■ INSTRUCTIONS FOR THE TASK ■
Convert the lines of each item below into a numbered list, leaving out any blank lines.

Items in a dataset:

* * * * *

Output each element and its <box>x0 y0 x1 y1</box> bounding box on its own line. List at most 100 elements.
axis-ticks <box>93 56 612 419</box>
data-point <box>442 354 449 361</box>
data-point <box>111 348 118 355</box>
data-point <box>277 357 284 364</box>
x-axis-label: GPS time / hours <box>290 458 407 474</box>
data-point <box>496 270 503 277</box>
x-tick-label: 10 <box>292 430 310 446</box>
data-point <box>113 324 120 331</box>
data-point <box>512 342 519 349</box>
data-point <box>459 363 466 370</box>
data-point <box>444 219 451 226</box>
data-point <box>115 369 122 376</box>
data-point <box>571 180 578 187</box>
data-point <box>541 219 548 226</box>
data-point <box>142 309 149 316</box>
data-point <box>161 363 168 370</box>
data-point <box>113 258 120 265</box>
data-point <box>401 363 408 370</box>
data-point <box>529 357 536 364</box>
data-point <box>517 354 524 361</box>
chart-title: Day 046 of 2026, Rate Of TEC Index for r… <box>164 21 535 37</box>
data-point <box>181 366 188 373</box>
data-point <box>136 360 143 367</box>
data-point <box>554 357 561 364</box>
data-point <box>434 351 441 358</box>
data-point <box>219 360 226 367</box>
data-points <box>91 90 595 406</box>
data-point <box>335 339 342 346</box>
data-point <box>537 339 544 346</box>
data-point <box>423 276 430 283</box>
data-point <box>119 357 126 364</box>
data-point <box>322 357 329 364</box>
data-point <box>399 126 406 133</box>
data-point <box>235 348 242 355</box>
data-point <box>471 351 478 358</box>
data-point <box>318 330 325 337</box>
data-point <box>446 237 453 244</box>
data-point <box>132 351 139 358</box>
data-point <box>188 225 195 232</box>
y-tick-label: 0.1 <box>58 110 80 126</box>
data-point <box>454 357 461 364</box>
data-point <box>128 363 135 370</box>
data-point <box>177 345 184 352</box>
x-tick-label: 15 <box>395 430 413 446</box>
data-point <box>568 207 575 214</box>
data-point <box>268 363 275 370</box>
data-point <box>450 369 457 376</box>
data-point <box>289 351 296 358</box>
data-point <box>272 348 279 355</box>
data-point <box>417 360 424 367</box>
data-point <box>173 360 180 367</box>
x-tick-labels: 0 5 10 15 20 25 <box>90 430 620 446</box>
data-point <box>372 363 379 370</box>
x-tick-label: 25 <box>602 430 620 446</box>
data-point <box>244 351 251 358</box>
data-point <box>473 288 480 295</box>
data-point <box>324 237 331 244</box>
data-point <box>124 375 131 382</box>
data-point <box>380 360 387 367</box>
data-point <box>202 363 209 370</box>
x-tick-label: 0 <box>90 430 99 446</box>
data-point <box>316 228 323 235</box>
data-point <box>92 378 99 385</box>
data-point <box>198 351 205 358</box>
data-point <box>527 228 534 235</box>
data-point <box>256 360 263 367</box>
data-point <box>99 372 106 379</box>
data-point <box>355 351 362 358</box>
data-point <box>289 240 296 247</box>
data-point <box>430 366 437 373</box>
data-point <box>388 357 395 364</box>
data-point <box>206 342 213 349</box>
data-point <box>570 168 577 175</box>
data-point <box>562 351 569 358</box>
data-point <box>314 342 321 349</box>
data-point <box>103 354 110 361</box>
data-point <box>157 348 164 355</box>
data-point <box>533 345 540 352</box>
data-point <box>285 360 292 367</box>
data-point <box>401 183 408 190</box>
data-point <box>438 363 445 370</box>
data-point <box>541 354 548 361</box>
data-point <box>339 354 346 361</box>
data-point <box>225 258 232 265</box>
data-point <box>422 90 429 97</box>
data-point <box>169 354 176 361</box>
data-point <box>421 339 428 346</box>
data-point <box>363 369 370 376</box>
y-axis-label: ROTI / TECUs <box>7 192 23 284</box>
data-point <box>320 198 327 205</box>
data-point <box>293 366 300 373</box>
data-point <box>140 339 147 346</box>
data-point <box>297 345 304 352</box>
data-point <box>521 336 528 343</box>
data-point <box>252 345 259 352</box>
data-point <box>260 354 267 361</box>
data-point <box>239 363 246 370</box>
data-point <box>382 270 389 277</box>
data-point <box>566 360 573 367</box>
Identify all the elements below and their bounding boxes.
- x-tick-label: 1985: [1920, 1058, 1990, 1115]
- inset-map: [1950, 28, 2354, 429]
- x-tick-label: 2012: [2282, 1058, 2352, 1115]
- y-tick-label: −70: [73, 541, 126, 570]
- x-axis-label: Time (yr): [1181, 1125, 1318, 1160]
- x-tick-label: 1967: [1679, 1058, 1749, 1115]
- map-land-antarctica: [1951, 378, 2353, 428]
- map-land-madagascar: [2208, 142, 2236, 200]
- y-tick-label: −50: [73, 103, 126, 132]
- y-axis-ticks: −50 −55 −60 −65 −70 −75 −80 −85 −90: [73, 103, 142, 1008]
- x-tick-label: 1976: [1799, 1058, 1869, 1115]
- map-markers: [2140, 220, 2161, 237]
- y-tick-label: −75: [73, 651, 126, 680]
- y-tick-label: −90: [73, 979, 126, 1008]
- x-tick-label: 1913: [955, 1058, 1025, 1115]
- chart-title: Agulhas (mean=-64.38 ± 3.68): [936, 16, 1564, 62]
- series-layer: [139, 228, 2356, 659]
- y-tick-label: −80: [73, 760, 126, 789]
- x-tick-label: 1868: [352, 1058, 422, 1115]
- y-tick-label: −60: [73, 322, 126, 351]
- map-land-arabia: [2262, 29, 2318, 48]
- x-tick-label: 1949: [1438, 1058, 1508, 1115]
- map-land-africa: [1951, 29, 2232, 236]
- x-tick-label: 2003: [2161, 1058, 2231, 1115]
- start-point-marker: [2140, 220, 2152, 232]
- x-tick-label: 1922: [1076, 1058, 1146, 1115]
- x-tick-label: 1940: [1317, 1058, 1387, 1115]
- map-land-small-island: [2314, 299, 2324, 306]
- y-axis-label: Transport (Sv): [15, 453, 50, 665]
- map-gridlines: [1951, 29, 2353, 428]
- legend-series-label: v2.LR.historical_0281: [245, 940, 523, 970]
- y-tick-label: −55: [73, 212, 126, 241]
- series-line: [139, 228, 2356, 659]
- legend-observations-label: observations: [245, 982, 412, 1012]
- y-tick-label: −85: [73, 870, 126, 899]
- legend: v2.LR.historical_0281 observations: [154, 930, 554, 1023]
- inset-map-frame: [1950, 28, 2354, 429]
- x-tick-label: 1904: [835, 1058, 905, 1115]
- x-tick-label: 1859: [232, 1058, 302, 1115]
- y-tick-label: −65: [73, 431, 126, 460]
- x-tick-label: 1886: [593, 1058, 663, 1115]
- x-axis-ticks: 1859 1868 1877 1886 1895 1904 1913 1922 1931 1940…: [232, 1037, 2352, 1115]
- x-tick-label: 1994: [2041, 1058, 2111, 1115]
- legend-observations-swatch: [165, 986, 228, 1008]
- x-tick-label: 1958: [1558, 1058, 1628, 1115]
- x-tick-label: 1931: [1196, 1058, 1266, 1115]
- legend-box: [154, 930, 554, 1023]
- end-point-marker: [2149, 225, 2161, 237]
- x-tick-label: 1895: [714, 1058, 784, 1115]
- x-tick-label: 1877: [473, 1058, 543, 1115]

* * * * *

■ TASK ANSWER ■
1. Output each element and its <box>x0 y0 x1 y1</box> bounding box on its own line. List at most 100 elements.
2. axis-ticks <box>93 56 612 419</box>
3. data-point <box>442 354 449 361</box>
4. data-point <box>111 348 118 355</box>
5. data-point <box>277 357 284 364</box>
6. x-axis-label: GPS time / hours <box>290 458 407 474</box>
7. data-point <box>496 270 503 277</box>
8. x-tick-label: 10 <box>292 430 310 446</box>
9. data-point <box>113 324 120 331</box>
10. data-point <box>512 342 519 349</box>
11. data-point <box>459 363 466 370</box>
12. data-point <box>444 219 451 226</box>
13. data-point <box>115 369 122 376</box>
14. data-point <box>571 180 578 187</box>
15. data-point <box>541 219 548 226</box>
16. data-point <box>142 309 149 316</box>
17. data-point <box>161 363 168 370</box>
18. data-point <box>113 258 120 265</box>
19. data-point <box>401 363 408 370</box>
20. data-point <box>529 357 536 364</box>
21. data-point <box>517 354 524 361</box>
22. chart-title: Day 046 of 2026, Rate Of TEC Index for r… <box>164 21 535 37</box>
23. data-point <box>181 366 188 373</box>
24. data-point <box>136 360 143 367</box>
25. data-point <box>554 357 561 364</box>
26. data-point <box>434 351 441 358</box>
27. data-point <box>219 360 226 367</box>
28. data-points <box>91 90 595 406</box>
29. data-point <box>335 339 342 346</box>
30. data-point <box>537 339 544 346</box>
31. data-point <box>423 276 430 283</box>
32. data-point <box>119 357 126 364</box>
33. data-point <box>322 357 329 364</box>
34. data-point <box>399 126 406 133</box>
35. data-point <box>235 348 242 355</box>
36. data-point <box>471 351 478 358</box>
37. data-point <box>318 330 325 337</box>
38. data-point <box>446 237 453 244</box>
39. data-point <box>132 351 139 358</box>
40. data-point <box>188 225 195 232</box>
41. y-tick-label: 0.1 <box>58 110 80 126</box>
42. data-point <box>454 357 461 364</box>
43. data-point <box>128 363 135 370</box>
44. data-point <box>177 345 184 352</box>
45. x-tick-label: 15 <box>395 430 413 446</box>
46. data-point <box>568 207 575 214</box>
47. data-point <box>268 363 275 370</box>
48. data-point <box>450 369 457 376</box>
49. data-point <box>289 351 296 358</box>
50. data-point <box>272 348 279 355</box>
51. data-point <box>417 360 424 367</box>
52. data-point <box>173 360 180 367</box>
53. x-tick-labels: 0 5 10 15 20 25 <box>90 430 620 446</box>
54. data-point <box>372 363 379 370</box>
55. x-tick-label: 25 <box>602 430 620 446</box>
56. data-point <box>244 351 251 358</box>
57. data-point <box>473 288 480 295</box>
58. data-point <box>324 237 331 244</box>
59. data-point <box>124 375 131 382</box>
60. data-point <box>380 360 387 367</box>
61. data-point <box>202 363 209 370</box>
62. x-tick-label: 0 <box>90 430 99 446</box>
63. data-point <box>316 228 323 235</box>
64. data-point <box>92 378 99 385</box>
65. data-point <box>198 351 205 358</box>
66. data-point <box>527 228 534 235</box>
67. data-point <box>256 360 263 367</box>
68. data-point <box>99 372 106 379</box>
69. data-point <box>355 351 362 358</box>
70. data-point <box>289 240 296 247</box>
71. data-point <box>430 366 437 373</box>
72. data-point <box>388 357 395 364</box>
73. data-point <box>206 342 213 349</box>
74. data-point <box>570 168 577 175</box>
75. data-point <box>562 351 569 358</box>
76. data-point <box>314 342 321 349</box>
77. data-point <box>103 354 110 361</box>
78. data-point <box>157 348 164 355</box>
79. data-point <box>533 345 540 352</box>
80. data-point <box>285 360 292 367</box>
81. data-point <box>401 183 408 190</box>
82. data-point <box>438 363 445 370</box>
83. data-point <box>541 354 548 361</box>
84. data-point <box>339 354 346 361</box>
85. data-point <box>225 258 232 265</box>
86. data-point <box>422 90 429 97</box>
87. data-point <box>169 354 176 361</box>
88. data-point <box>421 339 428 346</box>
89. data-point <box>363 369 370 376</box>
90. y-axis-label: ROTI / TECUs <box>7 192 23 284</box>
91. data-point <box>320 198 327 205</box>
92. data-point <box>293 366 300 373</box>
93. data-point <box>140 339 147 346</box>
94. data-point <box>297 345 304 352</box>
95. data-point <box>521 336 528 343</box>
96. data-point <box>252 345 259 352</box>
97. data-point <box>260 354 267 361</box>
98. data-point <box>239 363 246 370</box>
99. data-point <box>382 270 389 277</box>
100. data-point <box>566 360 573 367</box>
101. Identify all the elements below and their bounding boxes.
102. - x-tick-label: 1985: [1920, 1058, 1990, 1115]
103. - inset-map: [1950, 28, 2354, 429]
104. - x-tick-label: 2012: [2282, 1058, 2352, 1115]
105. - y-tick-label: −70: [73, 541, 126, 570]
106. - x-axis-label: Time (yr): [1181, 1125, 1318, 1160]
107. - x-tick-label: 1967: [1679, 1058, 1749, 1115]
108. - map-land-antarctica: [1951, 378, 2353, 428]
109. - map-land-madagascar: [2208, 142, 2236, 200]
110. - y-tick-label: −50: [73, 103, 126, 132]
111. - y-axis-ticks: −50 −55 −60 −65 −70 −75 −80 −85 −90: [73, 103, 142, 1008]
112. - x-tick-label: 1976: [1799, 1058, 1869, 1115]
113. - map-markers: [2140, 220, 2161, 237]
114. - y-tick-label: −75: [73, 651, 126, 680]
115. - y-tick-label: −90: [73, 979, 126, 1008]
116. - x-tick-label: 1913: [955, 1058, 1025, 1115]
117. - chart-title: Agulhas (mean=-64.38 ± 3.68): [936, 16, 1564, 62]
118. - series-layer: [139, 228, 2356, 659]
119. - y-tick-label: −80: [73, 760, 126, 789]
120. - x-tick-label: 1868: [352, 1058, 422, 1115]
121. - y-tick-label: −60: [73, 322, 126, 351]
122. - map-land-arabia: [2262, 29, 2318, 48]
123. - x-tick-label: 1949: [1438, 1058, 1508, 1115]
124. - map-land-africa: [1951, 29, 2232, 236]
125. - x-tick-label: 2003: [2161, 1058, 2231, 1115]
126. - start-point-marker: [2140, 220, 2152, 232]
127. - x-tick-label: 1922: [1076, 1058, 1146, 1115]
128. - x-tick-label: 1940: [1317, 1058, 1387, 1115]
129. - map-land-small-island: [2314, 299, 2324, 306]
130. - y-axis-label: Transport (Sv): [15, 453, 50, 665]
131. - map-gridlines: [1951, 29, 2353, 428]
132. - legend-series-label: v2.LR.historical_0281: [245, 940, 523, 970]
133. - y-tick-label: −55: [73, 212, 126, 241]
134. - series-line: [139, 228, 2356, 659]
135. - legend-observations-label: observations: [245, 982, 412, 1012]
136. - y-tick-label: −85: [73, 870, 126, 899]
137. - legend: v2.LR.historical_0281 observations: [154, 930, 554, 1023]
138. - inset-map-frame: [1950, 28, 2354, 429]
139. - x-tick-label: 1904: [835, 1058, 905, 1115]
140. - x-tick-label: 1859: [232, 1058, 302, 1115]
141. - y-tick-label: −65: [73, 431, 126, 460]
142. - x-tick-label: 1886: [593, 1058, 663, 1115]
143. - x-axis-ticks: 1859 1868 1877 1886 1895 1904 1913 1922 1931 1940…: [232, 1037, 2352, 1115]
144. - x-tick-label: 1994: [2041, 1058, 2111, 1115]
145. - legend-observations-swatch: [165, 986, 228, 1008]
146. - x-tick-label: 1958: [1558, 1058, 1628, 1115]
147. - x-tick-label: 1931: [1196, 1058, 1266, 1115]
148. - legend-box: [154, 930, 554, 1023]
149. - end-point-marker: [2149, 225, 2161, 237]
150. - x-tick-label: 1895: [714, 1058, 784, 1115]
151. - x-tick-label: 1877: [473, 1058, 543, 1115]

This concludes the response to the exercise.